▶ **Supplied records**

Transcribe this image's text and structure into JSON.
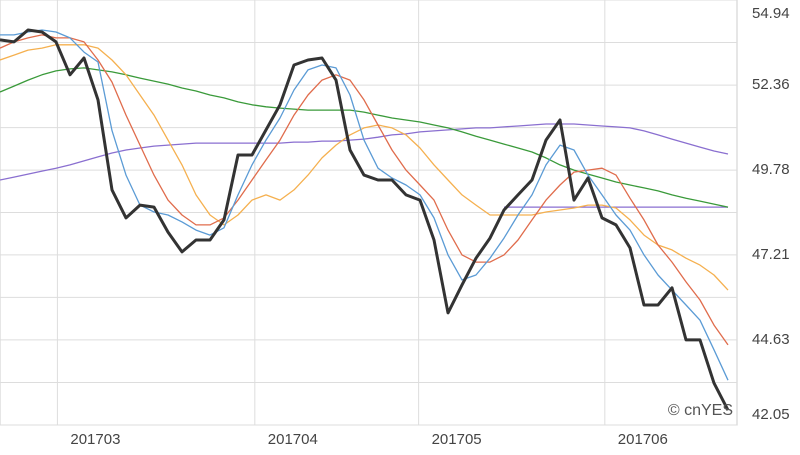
{
  "chart_data": {
    "type": "line",
    "watermark": "© cnYES",
    "xlim": [
      0,
      52.64
    ],
    "xticks": [
      {
        "value": 4.1,
        "label": "201703"
      },
      {
        "value": 18.2,
        "label": "201704"
      },
      {
        "value": 29.9,
        "label": "201705"
      },
      {
        "value": 43.2,
        "label": "201706"
      }
    ],
    "ylim": [
      42.05,
      54.94
    ],
    "yticks": [
      42.05,
      44.63,
      47.21,
      49.78,
      52.36,
      54.94
    ],
    "grid": true,
    "x": [
      0,
      1,
      2,
      3,
      4,
      5,
      6,
      7,
      8,
      9,
      10,
      11,
      12,
      13,
      14,
      15,
      16,
      17,
      18,
      19,
      20,
      21,
      22,
      23,
      24,
      25,
      26,
      27,
      28,
      29,
      30,
      31,
      32,
      33,
      34,
      35,
      36,
      37,
      38,
      39,
      40,
      41,
      42,
      43,
      44,
      45,
      46,
      47,
      48,
      49,
      50,
      51,
      52
    ],
    "series": [
      {
        "color": "#8a6fd0",
        "values": [
          49.48,
          49.57,
          49.66,
          49.75,
          49.84,
          49.94,
          50.06,
          50.18,
          50.3,
          50.39,
          50.45,
          50.51,
          50.54,
          50.57,
          50.6,
          50.6,
          50.6,
          50.6,
          50.6,
          50.6,
          50.6,
          50.63,
          50.63,
          50.66,
          50.66,
          50.69,
          50.72,
          50.78,
          50.85,
          50.88,
          50.94,
          50.97,
          51.0,
          51.03,
          51.06,
          51.06,
          51.09,
          51.12,
          51.15,
          51.18,
          51.18,
          51.18,
          51.15,
          51.12,
          51.09,
          51.06,
          50.97,
          50.85,
          50.72,
          50.6,
          50.48,
          50.36,
          50.27
        ]
      },
      {
        "color": "#8a6fd0",
        "values": [
          null,
          null,
          null,
          null,
          null,
          null,
          null,
          null,
          null,
          null,
          null,
          null,
          null,
          null,
          null,
          null,
          null,
          null,
          null,
          null,
          null,
          null,
          null,
          null,
          null,
          null,
          null,
          null,
          null,
          null,
          null,
          null,
          null,
          null,
          null,
          null,
          48.66,
          48.66,
          48.66,
          48.66,
          48.66,
          48.66,
          48.66,
          48.66,
          48.66,
          48.66,
          48.66,
          48.66,
          48.66,
          48.66,
          48.66,
          48.66,
          48.66
        ]
      },
      {
        "color": "#3a9a3a",
        "values": [
          52.15,
          52.33,
          52.51,
          52.67,
          52.79,
          52.85,
          52.88,
          52.82,
          52.76,
          52.67,
          52.57,
          52.48,
          52.39,
          52.27,
          52.18,
          52.06,
          51.97,
          51.85,
          51.76,
          51.7,
          51.66,
          51.63,
          51.6,
          51.6,
          51.6,
          51.6,
          51.54,
          51.45,
          51.36,
          51.3,
          51.24,
          51.15,
          51.06,
          50.94,
          50.81,
          50.69,
          50.57,
          50.45,
          50.33,
          50.15,
          49.94,
          49.78,
          49.66,
          49.54,
          49.42,
          49.33,
          49.24,
          49.15,
          49.03,
          48.93,
          48.84,
          48.75,
          48.66
        ]
      },
      {
        "color": "#f5b04f",
        "values": [
          53.12,
          53.27,
          53.42,
          53.48,
          53.58,
          53.58,
          53.58,
          53.48,
          53.12,
          52.67,
          52.06,
          51.45,
          50.69,
          49.94,
          49.03,
          48.42,
          48.12,
          48.42,
          48.87,
          49.03,
          48.87,
          49.18,
          49.63,
          50.15,
          50.54,
          50.85,
          51.06,
          51.15,
          51.06,
          50.85,
          50.45,
          49.94,
          49.48,
          49.03,
          48.72,
          48.42,
          48.42,
          48.42,
          48.42,
          48.51,
          48.57,
          48.63,
          48.72,
          48.72,
          48.63,
          48.27,
          47.81,
          47.51,
          47.36,
          47.11,
          46.9,
          46.6,
          46.14
        ]
      },
      {
        "color": "#e06c4c",
        "values": [
          53.48,
          53.67,
          53.79,
          53.88,
          53.79,
          53.79,
          53.67,
          53.12,
          52.45,
          51.45,
          50.54,
          49.63,
          48.87,
          48.42,
          48.12,
          48.12,
          48.33,
          48.87,
          49.48,
          50.09,
          50.69,
          51.45,
          52.06,
          52.51,
          52.67,
          52.51,
          51.91,
          51.15,
          50.39,
          49.78,
          49.33,
          48.87,
          47.96,
          47.21,
          46.99,
          46.99,
          47.21,
          47.66,
          48.27,
          48.87,
          49.33,
          49.72,
          49.78,
          49.84,
          49.63,
          48.93,
          48.27,
          47.51,
          46.99,
          46.39,
          45.84,
          45.08,
          44.48
        ]
      },
      {
        "color": "#5b9bd5",
        "values": [
          53.88,
          53.88,
          53.97,
          54.03,
          53.97,
          53.79,
          53.36,
          53.06,
          50.98,
          49.63,
          48.72,
          48.51,
          48.42,
          48.21,
          47.96,
          47.81,
          48.03,
          49.03,
          49.94,
          50.69,
          51.36,
          52.21,
          52.82,
          52.97,
          52.88,
          52.06,
          50.69,
          49.84,
          49.54,
          49.33,
          49.03,
          48.33,
          47.21,
          46.45,
          46.6,
          47.11,
          47.72,
          48.42,
          49.03,
          49.94,
          50.54,
          50.39,
          49.63,
          49.03,
          48.42,
          47.96,
          47.21,
          46.6,
          46.14,
          45.69,
          45.23,
          44.33,
          43.41
        ]
      },
      {
        "color": "#333333",
        "values": [
          53.73,
          53.67,
          54.03,
          53.97,
          53.67,
          52.67,
          53.18,
          51.91,
          49.18,
          48.33,
          48.72,
          48.66,
          47.9,
          47.3,
          47.66,
          47.66,
          48.27,
          50.24,
          50.24,
          51.0,
          51.76,
          52.97,
          53.12,
          53.18,
          52.51,
          50.39,
          49.63,
          49.48,
          49.48,
          49.03,
          48.87,
          47.66,
          45.45,
          46.3,
          47.11,
          47.72,
          48.57,
          49.03,
          49.48,
          50.69,
          51.3,
          48.87,
          49.54,
          48.33,
          48.12,
          47.42,
          45.69,
          45.69,
          46.21,
          44.63,
          44.63,
          43.32,
          42.5
        ]
      }
    ]
  }
}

▶ **Exercise prompt**
Without the pictures, extract every entry verbatim.

▶ **Written solution**
Transcribe this image's text and structure into JSON.
{
  "chart_data": {
    "type": "line",
    "watermark": "© cnYES",
    "xlim": [
      0,
      52.64
    ],
    "xticks": [
      {
        "value": 4.1,
        "label": "201703"
      },
      {
        "value": 18.2,
        "label": "201704"
      },
      {
        "value": 29.9,
        "label": "201705"
      },
      {
        "value": 43.2,
        "label": "201706"
      }
    ],
    "ylim": [
      42.05,
      54.94
    ],
    "yticks": [
      42.05,
      44.63,
      47.21,
      49.78,
      52.36,
      54.94
    ],
    "grid": true,
    "x": [
      0,
      1,
      2,
      3,
      4,
      5,
      6,
      7,
      8,
      9,
      10,
      11,
      12,
      13,
      14,
      15,
      16,
      17,
      18,
      19,
      20,
      21,
      22,
      23,
      24,
      25,
      26,
      27,
      28,
      29,
      30,
      31,
      32,
      33,
      34,
      35,
      36,
      37,
      38,
      39,
      40,
      41,
      42,
      43,
      44,
      45,
      46,
      47,
      48,
      49,
      50,
      51,
      52
    ],
    "series": [
      {
        "color": "#8a6fd0",
        "values": [
          49.48,
          49.57,
          49.66,
          49.75,
          49.84,
          49.94,
          50.06,
          50.18,
          50.3,
          50.39,
          50.45,
          50.51,
          50.54,
          50.57,
          50.6,
          50.6,
          50.6,
          50.6,
          50.6,
          50.6,
          50.6,
          50.63,
          50.63,
          50.66,
          50.66,
          50.69,
          50.72,
          50.78,
          50.85,
          50.88,
          50.94,
          50.97,
          51.0,
          51.03,
          51.06,
          51.06,
          51.09,
          51.12,
          51.15,
          51.18,
          51.18,
          51.18,
          51.15,
          51.12,
          51.09,
          51.06,
          50.97,
          50.85,
          50.72,
          50.6,
          50.48,
          50.36,
          50.27
        ]
      },
      {
        "color": "#8a6fd0",
        "values": [
          null,
          null,
          null,
          null,
          null,
          null,
          null,
          null,
          null,
          null,
          null,
          null,
          null,
          null,
          null,
          null,
          null,
          null,
          null,
          null,
          null,
          null,
          null,
          null,
          null,
          null,
          null,
          null,
          null,
          null,
          null,
          null,
          null,
          null,
          null,
          null,
          48.66,
          48.66,
          48.66,
          48.66,
          48.66,
          48.66,
          48.66,
          48.66,
          48.66,
          48.66,
          48.66,
          48.66,
          48.66,
          48.66,
          48.66,
          48.66,
          48.66
        ]
      },
      {
        "color": "#3a9a3a",
        "values": [
          52.15,
          52.33,
          52.51,
          52.67,
          52.79,
          52.85,
          52.88,
          52.82,
          52.76,
          52.67,
          52.57,
          52.48,
          52.39,
          52.27,
          52.18,
          52.06,
          51.97,
          51.85,
          51.76,
          51.7,
          51.66,
          51.63,
          51.6,
          51.6,
          51.6,
          51.6,
          51.54,
          51.45,
          51.36,
          51.3,
          51.24,
          51.15,
          51.06,
          50.94,
          50.81,
          50.69,
          50.57,
          50.45,
          50.33,
          50.15,
          49.94,
          49.78,
          49.66,
          49.54,
          49.42,
          49.33,
          49.24,
          49.15,
          49.03,
          48.93,
          48.84,
          48.75,
          48.66
        ]
      },
      {
        "color": "#f5b04f",
        "values": [
          53.12,
          53.27,
          53.42,
          53.48,
          53.58,
          53.58,
          53.58,
          53.48,
          53.12,
          52.67,
          52.06,
          51.45,
          50.69,
          49.94,
          49.03,
          48.42,
          48.12,
          48.42,
          48.87,
          49.03,
          48.87,
          49.18,
          49.63,
          50.15,
          50.54,
          50.85,
          51.06,
          51.15,
          51.06,
          50.85,
          50.45,
          49.94,
          49.48,
          49.03,
          48.72,
          48.42,
          48.42,
          48.42,
          48.42,
          48.51,
          48.57,
          48.63,
          48.72,
          48.72,
          48.63,
          48.27,
          47.81,
          47.51,
          47.36,
          47.11,
          46.9,
          46.6,
          46.14
        ]
      },
      {
        "color": "#e06c4c",
        "values": [
          53.48,
          53.67,
          53.79,
          53.88,
          53.79,
          53.79,
          53.67,
          53.12,
          52.45,
          51.45,
          50.54,
          49.63,
          48.87,
          48.42,
          48.12,
          48.12,
          48.33,
          48.87,
          49.48,
          50.09,
          50.69,
          51.45,
          52.06,
          52.51,
          52.67,
          52.51,
          51.91,
          51.15,
          50.39,
          49.78,
          49.33,
          48.87,
          47.96,
          47.21,
          46.99,
          46.99,
          47.21,
          47.66,
          48.27,
          48.87,
          49.33,
          49.72,
          49.78,
          49.84,
          49.63,
          48.93,
          48.27,
          47.51,
          46.99,
          46.39,
          45.84,
          45.08,
          44.48
        ]
      },
      {
        "color": "#5b9bd5",
        "values": [
          53.88,
          53.88,
          53.97,
          54.03,
          53.97,
          53.79,
          53.36,
          53.06,
          50.98,
          49.63,
          48.72,
          48.51,
          48.42,
          48.21,
          47.96,
          47.81,
          48.03,
          49.03,
          49.94,
          50.69,
          51.36,
          52.21,
          52.82,
          52.97,
          52.88,
          52.06,
          50.69,
          49.84,
          49.54,
          49.33,
          49.03,
          48.33,
          47.21,
          46.45,
          46.6,
          47.11,
          47.72,
          48.42,
          49.03,
          49.94,
          50.54,
          50.39,
          49.63,
          49.03,
          48.42,
          47.96,
          47.21,
          46.6,
          46.14,
          45.69,
          45.23,
          44.33,
          43.41
        ]
      },
      {
        "color": "#333333",
        "values": [
          53.73,
          53.67,
          54.03,
          53.97,
          53.67,
          52.67,
          53.18,
          51.91,
          49.18,
          48.33,
          48.72,
          48.66,
          47.9,
          47.3,
          47.66,
          47.66,
          48.27,
          50.24,
          50.24,
          51.0,
          51.76,
          52.97,
          53.12,
          53.18,
          52.51,
          50.39,
          49.63,
          49.48,
          49.48,
          49.03,
          48.87,
          47.66,
          45.45,
          46.3,
          47.11,
          47.72,
          48.57,
          49.03,
          49.48,
          50.69,
          51.3,
          48.87,
          49.54,
          48.33,
          48.12,
          47.42,
          45.69,
          45.69,
          46.21,
          44.63,
          44.63,
          43.32,
          42.5
        ]
      }
    ]
  }
}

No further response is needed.